▸ **Stored records**:
⟨

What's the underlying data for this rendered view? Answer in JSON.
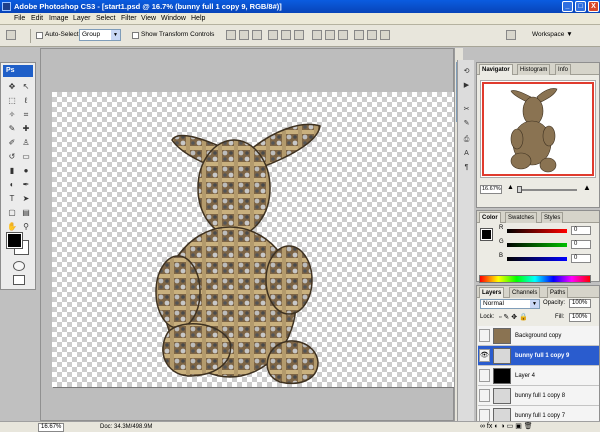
{
  "window": {
    "title": "Adobe Photoshop CS3 - [start1.psd @ 16.7% (bunny full 1 copy 9, RGB/8#)]",
    "buttons": [
      "_",
      "□",
      "X"
    ]
  },
  "menu": [
    "File",
    "Edit",
    "Image",
    "Layer",
    "Select",
    "Filter",
    "View",
    "Window",
    "Help"
  ],
  "options_bar": {
    "auto_select_label": "Auto-Select:",
    "auto_select_value": "Group",
    "show_transform_label": "Show Transform Controls",
    "workspace_label": "Workspace ▼"
  },
  "toolbox": {
    "badge": "Ps",
    "tools": [
      "move-tool",
      "marquee-tool",
      "lasso-tool",
      "magic-wand-tool",
      "crop-tool",
      "slice-tool",
      "healing-brush-tool",
      "brush-tool",
      "clone-stamp-tool",
      "history-brush-tool",
      "eraser-tool",
      "gradient-tool",
      "blur-tool",
      "dodge-tool",
      "pen-tool",
      "type-tool",
      "path-selection-tool",
      "shape-tool",
      "notes-tool",
      "eyedropper-tool",
      "hand-tool",
      "zoom-tool"
    ],
    "foreground_color": "#000000",
    "background_color": "#ffffff"
  },
  "status": {
    "zoom": "16.67%",
    "doc_info": "Doc: 34.3M/498.9M"
  },
  "navigator": {
    "tabs": [
      "Navigator",
      "Histogram",
      "Info"
    ],
    "zoom": "16.67%"
  },
  "color_panel": {
    "tabs": [
      "Color",
      "Swatches",
      "Styles"
    ],
    "channels": [
      {
        "label": "R",
        "value": "0",
        "color": "#e02020"
      },
      {
        "label": "G",
        "value": "0",
        "color": "#20b020"
      },
      {
        "label": "B",
        "value": "0",
        "color": "#2030e0"
      }
    ]
  },
  "layers_panel": {
    "tabs": [
      "Layers",
      "Channels",
      "Paths"
    ],
    "blend_mode": "Normal",
    "opacity_label": "Opacity:",
    "opacity_value": "100%",
    "lock_label": "Lock:",
    "fill_label": "Fill:",
    "fill_value": "100%",
    "layers": [
      {
        "name": "Background copy",
        "visible": false,
        "selected": false,
        "thumb": "bunny"
      },
      {
        "name": "bunny full 1 copy 9",
        "visible": true,
        "selected": true,
        "thumb": "bunny"
      },
      {
        "name": "Layer 4",
        "visible": false,
        "selected": false,
        "thumb": "black"
      },
      {
        "name": "bunny full 1 copy 8",
        "visible": false,
        "selected": false,
        "thumb": "bunny"
      },
      {
        "name": "bunny full 1 copy 7",
        "visible": false,
        "selected": false,
        "thumb": "bunny"
      }
    ]
  },
  "accent_colors": {
    "selected_layer": "#2a5cce",
    "titlebar": "#0a5ce0",
    "navigator_box": "#e03b2e"
  }
}
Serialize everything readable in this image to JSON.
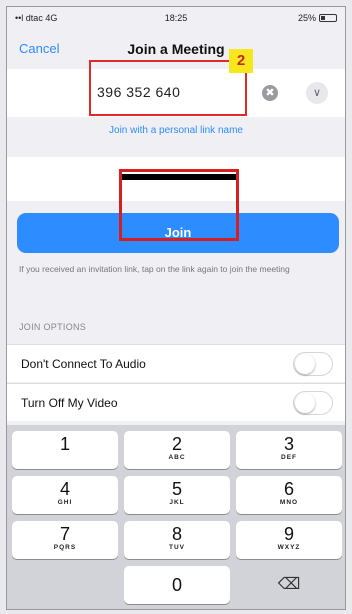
{
  "status_bar": {
    "carrier": "••l dtac  4G",
    "time": "18:25",
    "battery": "25%"
  },
  "nav": {
    "cancel_label": "Cancel",
    "title": "Join a Meeting"
  },
  "meeting_id": {
    "value": "396 352 640",
    "clear_icon": "✖",
    "dropdown_icon": "∨"
  },
  "annotation": {
    "step_number": "2"
  },
  "personal_link_label": "Join with a personal link name",
  "join_button_label": "Join",
  "hint_text": "If you received an invitation link, tap on the link again to join the meeting",
  "join_options": {
    "header": "JOIN OPTIONS",
    "items": [
      {
        "label": "Don't Connect To Audio",
        "on": false
      },
      {
        "label": "Turn Off My Video",
        "on": false
      }
    ]
  },
  "keypad": {
    "keys": [
      {
        "digit": "1",
        "letters": ""
      },
      {
        "digit": "2",
        "letters": "ABC"
      },
      {
        "digit": "3",
        "letters": "DEF"
      },
      {
        "digit": "4",
        "letters": "GHI"
      },
      {
        "digit": "5",
        "letters": "JKL"
      },
      {
        "digit": "6",
        "letters": "MNO"
      },
      {
        "digit": "7",
        "letters": "PQRS"
      },
      {
        "digit": "8",
        "letters": "TUV"
      },
      {
        "digit": "9",
        "letters": "WXYZ"
      },
      {
        "digit": "0",
        "letters": ""
      }
    ],
    "delete_icon": "⌫"
  },
  "colors": {
    "accent": "#2d8cff",
    "annotation": "#e02a2a",
    "badge": "#f8e71c"
  }
}
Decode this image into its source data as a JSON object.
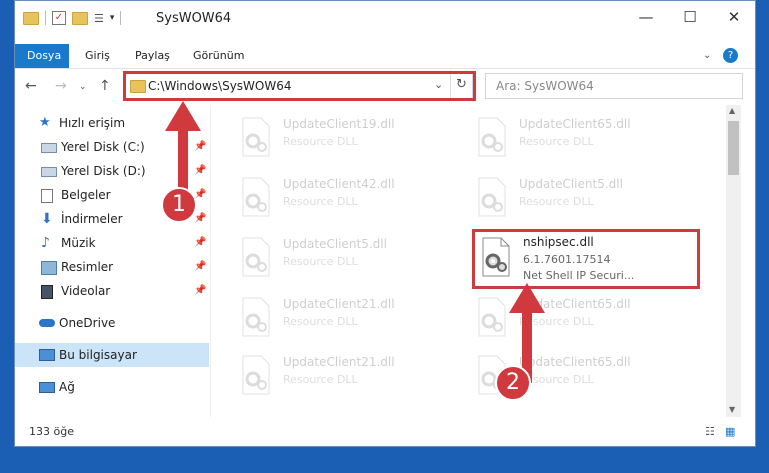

⟩

▸ **Prompt**:
Leave out all images, then reproduce the entries above exactly.

▸ **Task solution**:
What's the underlying data for this rendered view? Answer in JSON.
{
  "window": {
    "title": "Adobe Photoshop CS3 - [start1.psd @ 16.7% (bunny full 1 copy 9, RGB/8#)]",
    "buttons": [
      "_",
      "□",
      "X"
    ]
  },
  "menu": [
    "File",
    "Edit",
    "Image",
    "Layer",
    "Select",
    "Filter",
    "View",
    "Window",
    "Help"
  ],
  "options_bar": {
    "auto_select_label": "Auto-Select:",
    "auto_select_value": "Group",
    "show_transform_label": "Show Transform Controls",
    "workspace_label": "Workspace ▼"
  },
  "toolbox": {
    "badge": "Ps",
    "tools": [
      "move-tool",
      "marquee-tool",
      "lasso-tool",
      "magic-wand-tool",
      "crop-tool",
      "slice-tool",
      "healing-brush-tool",
      "brush-tool",
      "clone-stamp-tool",
      "history-brush-tool",
      "eraser-tool",
      "gradient-tool",
      "blur-tool",
      "dodge-tool",
      "pen-tool",
      "type-tool",
      "path-selection-tool",
      "shape-tool",
      "notes-tool",
      "eyedropper-tool",
      "hand-tool",
      "zoom-tool"
    ],
    "foreground_color": "#000000",
    "background_color": "#ffffff"
  },
  "status": {
    "zoom": "16.67%",
    "doc_info": "Doc: 34.3M/498.9M"
  },
  "navigator": {
    "tabs": [
      "Navigator",
      "Histogram",
      "Info"
    ],
    "zoom": "16.67%"
  },
  "color_panel": {
    "tabs": [
      "Color",
      "Swatches",
      "Styles"
    ],
    "channels": [
      {
        "label": "R",
        "value": "0",
        "color": "#e02020"
      },
      {
        "label": "G",
        "value": "0",
        "color": "#20b020"
      },
      {
        "label": "B",
        "value": "0",
        "color": "#2030e0"
      }
    ]
  },
  "layers_panel": {
    "tabs": [
      "Layers",
      "Channels",
      "Paths"
    ],
    "blend_mode": "Normal",
    "opacity_label": "Opacity:",
    "opacity_value": "100%",
    "lock_label": "Lock:",
    "fill_label": "Fill:",
    "fill_value": "100%",
    "layers": [
      {
        "name": "Background copy",
        "visible": false,
        "selected": false,
        "thumb": "bunny"
      },
      {
        "name": "bunny full 1 copy 9",
        "visible": true,
        "selected": true,
        "thumb": "bunny"
      },
      {
        "name": "Layer 4",
        "visible": false,
        "selected": false,
        "thumb": "black"
      },
      {
        "name": "bunny full 1 copy 8",
        "visible": false,
        "selected": false,
        "thumb": "bunny"
      },
      {
        "name": "bunny full 1 copy 7",
        "visible": false,
        "selected": false,
        "thumb": "bunny"
      }
    ]
  },
  "accent_colors": {
    "selected_layer": "#2a5cce",
    "titlebar": "#0a5ce0",
    "navigator_box": "#e03b2e"
  }
}
Serialize everything readable in this image to JSON.
{
  "status_bar": {
    "carrier": "••l dtac  4G",
    "time": "18:25",
    "battery": "25%"
  },
  "nav": {
    "cancel_label": "Cancel",
    "title": "Join a Meeting"
  },
  "meeting_id": {
    "value": "396 352 640",
    "clear_icon": "✖",
    "dropdown_icon": "∨"
  },
  "annotation": {
    "step_number": "2"
  },
  "personal_link_label": "Join with a personal link name",
  "join_button_label": "Join",
  "hint_text": "If you received an invitation link, tap on the link again to join the meeting",
  "join_options": {
    "header": "JOIN OPTIONS",
    "items": [
      {
        "label": "Don't Connect To Audio",
        "on": false
      },
      {
        "label": "Turn Off My Video",
        "on": false
      }
    ]
  },
  "keypad": {
    "keys": [
      {
        "digit": "1",
        "letters": ""
      },
      {
        "digit": "2",
        "letters": "ABC"
      },
      {
        "digit": "3",
        "letters": "DEF"
      },
      {
        "digit": "4",
        "letters": "GHI"
      },
      {
        "digit": "5",
        "letters": "JKL"
      },
      {
        "digit": "6",
        "letters": "MNO"
      },
      {
        "digit": "7",
        "letters": "PQRS"
      },
      {
        "digit": "8",
        "letters": "TUV"
      },
      {
        "digit": "9",
        "letters": "WXYZ"
      },
      {
        "digit": "0",
        "letters": ""
      }
    ],
    "delete_icon": "⌫"
  },
  "colors": {
    "accent": "#2d8cff",
    "annotation": "#e02a2a",
    "badge": "#f8e71c"
  }
}
Decode this image into its source data as a JSON object.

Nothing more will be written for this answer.